[Chart and figure data]
## BEGIN

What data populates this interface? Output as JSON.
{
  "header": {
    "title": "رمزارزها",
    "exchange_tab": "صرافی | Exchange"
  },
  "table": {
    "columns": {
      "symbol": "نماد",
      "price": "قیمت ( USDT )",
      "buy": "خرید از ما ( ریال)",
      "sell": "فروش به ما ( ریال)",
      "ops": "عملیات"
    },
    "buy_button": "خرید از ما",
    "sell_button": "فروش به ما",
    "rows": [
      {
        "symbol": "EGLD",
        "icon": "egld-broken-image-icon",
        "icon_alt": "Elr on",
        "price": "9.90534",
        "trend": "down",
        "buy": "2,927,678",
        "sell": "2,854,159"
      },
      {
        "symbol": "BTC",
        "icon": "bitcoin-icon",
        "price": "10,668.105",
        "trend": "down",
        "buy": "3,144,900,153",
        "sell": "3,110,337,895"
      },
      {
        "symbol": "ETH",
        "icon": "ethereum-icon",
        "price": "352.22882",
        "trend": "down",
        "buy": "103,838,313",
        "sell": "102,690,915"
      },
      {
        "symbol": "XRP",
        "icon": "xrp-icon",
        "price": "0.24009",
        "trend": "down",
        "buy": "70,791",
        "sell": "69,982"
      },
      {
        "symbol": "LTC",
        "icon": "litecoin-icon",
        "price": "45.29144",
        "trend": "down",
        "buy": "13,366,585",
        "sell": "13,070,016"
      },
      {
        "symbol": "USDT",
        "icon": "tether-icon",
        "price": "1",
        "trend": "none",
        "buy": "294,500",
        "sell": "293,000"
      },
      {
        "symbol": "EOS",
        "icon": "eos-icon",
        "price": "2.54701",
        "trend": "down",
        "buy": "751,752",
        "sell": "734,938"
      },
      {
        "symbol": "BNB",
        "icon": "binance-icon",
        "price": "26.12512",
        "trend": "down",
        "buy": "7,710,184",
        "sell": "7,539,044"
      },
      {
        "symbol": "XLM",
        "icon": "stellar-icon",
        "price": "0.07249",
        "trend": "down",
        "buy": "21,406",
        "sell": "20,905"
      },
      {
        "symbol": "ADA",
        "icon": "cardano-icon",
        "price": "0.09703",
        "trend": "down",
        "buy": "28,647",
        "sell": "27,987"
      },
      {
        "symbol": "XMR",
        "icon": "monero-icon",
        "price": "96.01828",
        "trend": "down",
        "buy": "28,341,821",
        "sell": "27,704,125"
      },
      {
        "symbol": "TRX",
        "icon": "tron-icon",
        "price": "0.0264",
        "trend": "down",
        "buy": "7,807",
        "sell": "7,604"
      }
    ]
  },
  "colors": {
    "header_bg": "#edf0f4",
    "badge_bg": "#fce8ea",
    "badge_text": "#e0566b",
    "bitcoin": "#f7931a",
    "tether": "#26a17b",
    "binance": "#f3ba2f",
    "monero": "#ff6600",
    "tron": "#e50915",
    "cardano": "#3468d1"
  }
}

## END

### Task directions
Copy all the lines, exactly.

### Finished exercise
What data populates this interface? Output as JSON.
{
  "header": {
    "title": "رمزارزها",
    "exchange_tab": "صرافی | Exchange"
  },
  "table": {
    "columns": {
      "symbol": "نماد",
      "price": "قیمت ( USDT )",
      "buy": "خرید از ما ( ریال)",
      "sell": "فروش به ما ( ریال)",
      "ops": "عملیات"
    },
    "buy_button": "خرید از ما",
    "sell_button": "فروش به ما",
    "rows": [
      {
        "symbol": "EGLD",
        "icon": "egld-broken-image-icon",
        "icon_alt": "Elr on",
        "price": "9.90534",
        "trend": "down",
        "buy": "2,927,678",
        "sell": "2,854,159"
      },
      {
        "symbol": "BTC",
        "icon": "bitcoin-icon",
        "price": "10,668.105",
        "trend": "down",
        "buy": "3,144,900,153",
        "sell": "3,110,337,895"
      },
      {
        "symbol": "ETH",
        "icon": "ethereum-icon",
        "price": "352.22882",
        "trend": "down",
        "buy": "103,838,313",
        "sell": "102,690,915"
      },
      {
        "symbol": "XRP",
        "icon": "xrp-icon",
        "price": "0.24009",
        "trend": "down",
        "buy": "70,791",
        "sell": "69,982"
      },
      {
        "symbol": "LTC",
        "icon": "litecoin-icon",
        "price": "45.29144",
        "trend": "down",
        "buy": "13,366,585",
        "sell": "13,070,016"
      },
      {
        "symbol": "USDT",
        "icon": "tether-icon",
        "price": "1",
        "trend": "none",
        "buy": "294,500",
        "sell": "293,000"
      },
      {
        "symbol": "EOS",
        "icon": "eos-icon",
        "price": "2.54701",
        "trend": "down",
        "buy": "751,752",
        "sell": "734,938"
      },
      {
        "symbol": "BNB",
        "icon": "binance-icon",
        "price": "26.12512",
        "trend": "down",
        "buy": "7,710,184",
        "sell": "7,539,044"
      },
      {
        "symbol": "XLM",
        "icon": "stellar-icon",
        "price": "0.07249",
        "trend": "down",
        "buy": "21,406",
        "sell": "20,905"
      },
      {
        "symbol": "ADA",
        "icon": "cardano-icon",
        "price": "0.09703",
        "trend": "down",
        "buy": "28,647",
        "sell": "27,987"
      },
      {
        "symbol": "XMR",
        "icon": "monero-icon",
        "price": "96.01828",
        "trend": "down",
        "buy": "28,341,821",
        "sell": "27,704,125"
      },
      {
        "symbol": "TRX",
        "icon": "tron-icon",
        "price": "0.0264",
        "trend": "down",
        "buy": "7,807",
        "sell": "7,604"
      }
    ]
  },
  "colors": {
    "header_bg": "#edf0f4",
    "badge_bg": "#fce8ea",
    "badge_text": "#e0566b",
    "bitcoin": "#f7931a",
    "tether": "#26a17b",
    "binance": "#f3ba2f",
    "monero": "#ff6600",
    "tron": "#e50915",
    "cardano": "#3468d1"
  }
}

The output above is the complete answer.